From the records below, copy every line that contains the word "services".

[Saved entries]
┄┄┄┄┄┄

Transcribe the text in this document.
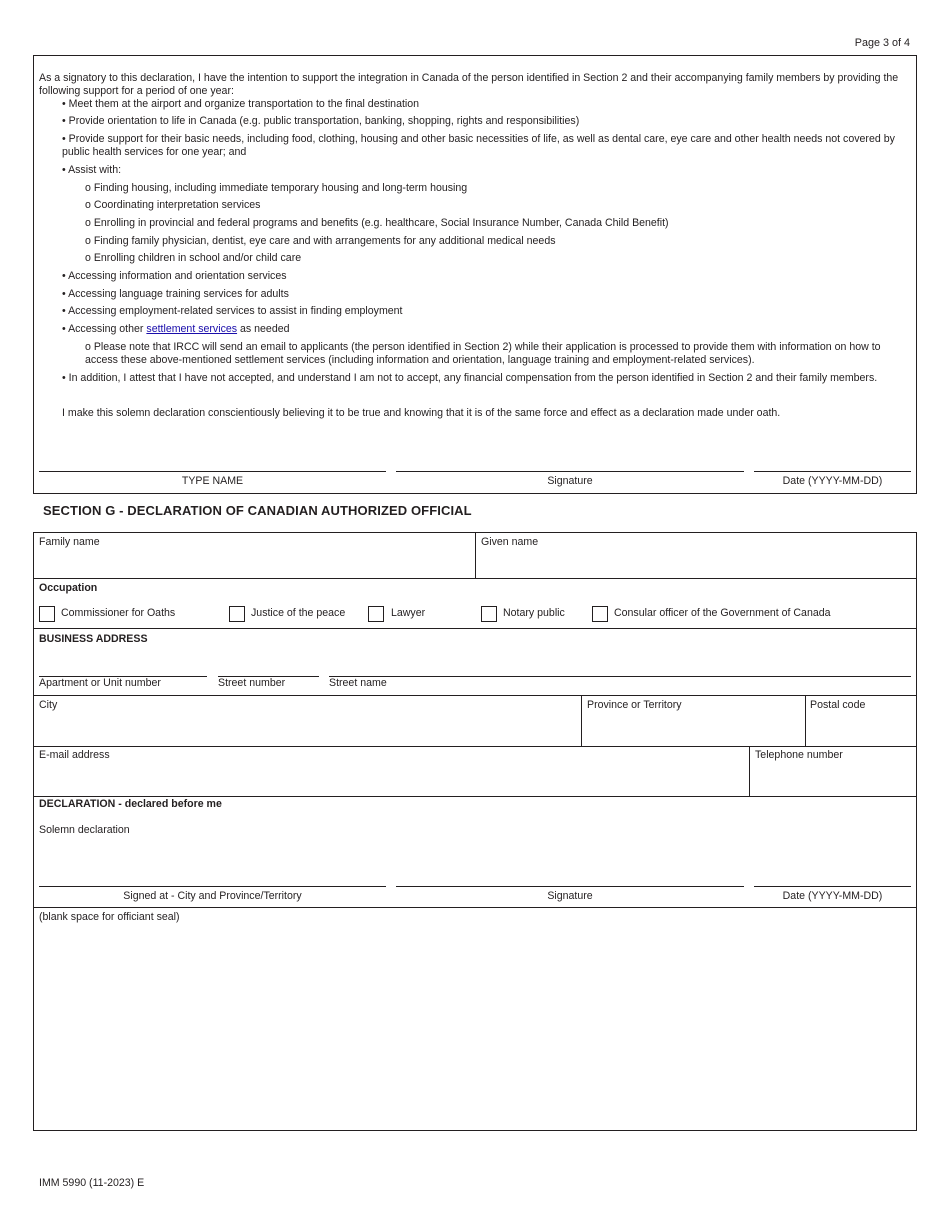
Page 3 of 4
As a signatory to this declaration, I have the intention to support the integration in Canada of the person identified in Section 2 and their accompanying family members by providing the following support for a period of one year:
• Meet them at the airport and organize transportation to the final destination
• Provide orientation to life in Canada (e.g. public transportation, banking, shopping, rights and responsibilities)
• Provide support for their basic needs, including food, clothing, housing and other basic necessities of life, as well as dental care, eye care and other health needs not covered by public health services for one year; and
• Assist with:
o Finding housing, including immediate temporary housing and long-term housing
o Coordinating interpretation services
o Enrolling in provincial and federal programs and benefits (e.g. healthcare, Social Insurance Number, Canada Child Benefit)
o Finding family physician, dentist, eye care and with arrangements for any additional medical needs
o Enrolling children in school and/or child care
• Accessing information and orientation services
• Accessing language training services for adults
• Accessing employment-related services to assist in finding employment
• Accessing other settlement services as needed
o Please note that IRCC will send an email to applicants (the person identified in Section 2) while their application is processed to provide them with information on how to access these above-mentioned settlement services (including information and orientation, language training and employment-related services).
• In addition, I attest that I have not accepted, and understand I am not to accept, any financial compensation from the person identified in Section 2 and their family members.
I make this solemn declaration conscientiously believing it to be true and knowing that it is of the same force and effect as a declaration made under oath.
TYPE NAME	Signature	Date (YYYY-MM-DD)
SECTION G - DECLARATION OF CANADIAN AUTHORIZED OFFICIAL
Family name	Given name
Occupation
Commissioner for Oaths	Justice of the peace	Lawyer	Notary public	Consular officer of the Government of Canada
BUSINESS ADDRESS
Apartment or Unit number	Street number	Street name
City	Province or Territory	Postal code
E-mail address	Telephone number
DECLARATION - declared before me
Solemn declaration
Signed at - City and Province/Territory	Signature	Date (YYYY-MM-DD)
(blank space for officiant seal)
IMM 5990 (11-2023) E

┄┄┄┄┄┄

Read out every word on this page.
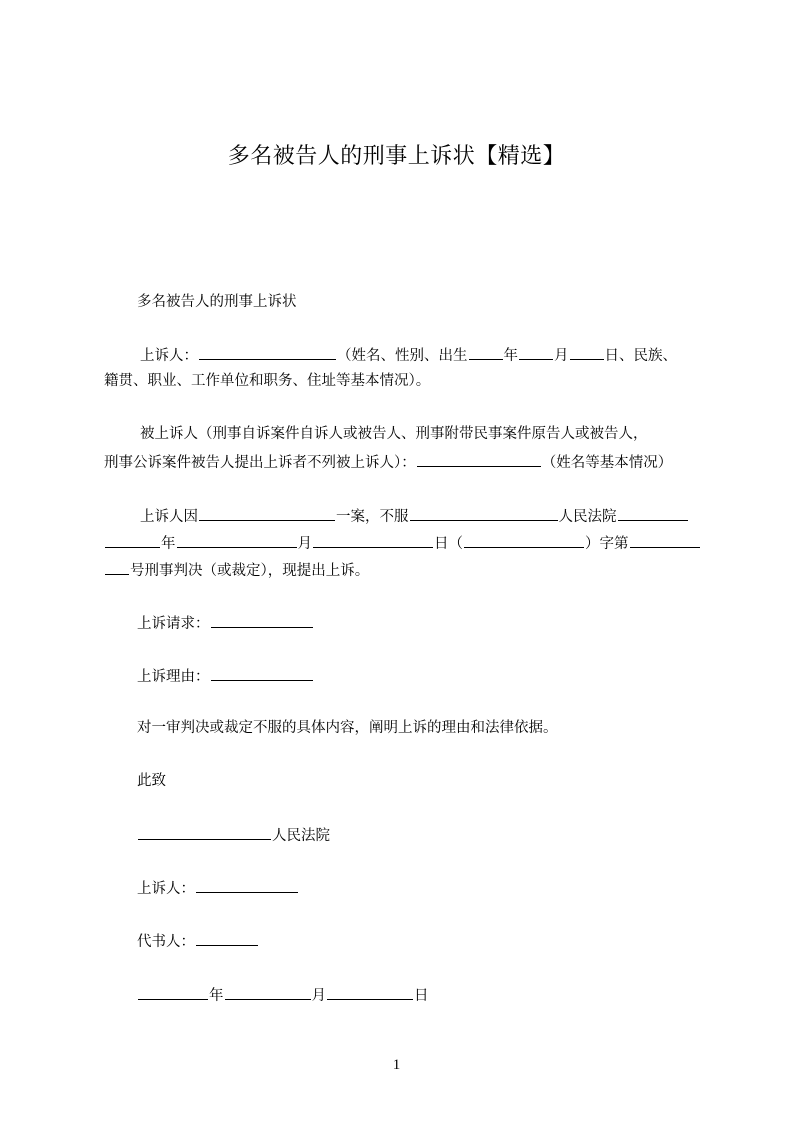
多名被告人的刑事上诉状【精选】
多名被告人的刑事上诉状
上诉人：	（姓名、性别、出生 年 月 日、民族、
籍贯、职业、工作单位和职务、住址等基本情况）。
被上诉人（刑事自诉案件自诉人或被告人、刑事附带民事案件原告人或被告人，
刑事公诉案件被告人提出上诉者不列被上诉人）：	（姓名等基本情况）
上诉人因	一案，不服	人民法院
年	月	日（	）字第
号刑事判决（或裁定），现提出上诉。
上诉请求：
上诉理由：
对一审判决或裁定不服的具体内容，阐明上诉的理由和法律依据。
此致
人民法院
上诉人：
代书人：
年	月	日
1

┄┄┄┄┄┄

▸ **Answer to the problem**:
• Provide support for their basic needs, including food, clothing, housing and other basic necessities of life, as well as dental care, eye care and other health needs not covered by public health services for one year; and
o Coordinating interpretation services
• Accessing information and orientation services
• Accessing language training services for adults
• Accessing employment-related services to assist in finding employment
• Accessing other settlement services as needed
o Please note that IRCC will send an email to applicants (the person identified in Section 2) while their application is processed to provide them with information on how to access these above-mentioned settlement services (including information and orientation, language training and employment-related services).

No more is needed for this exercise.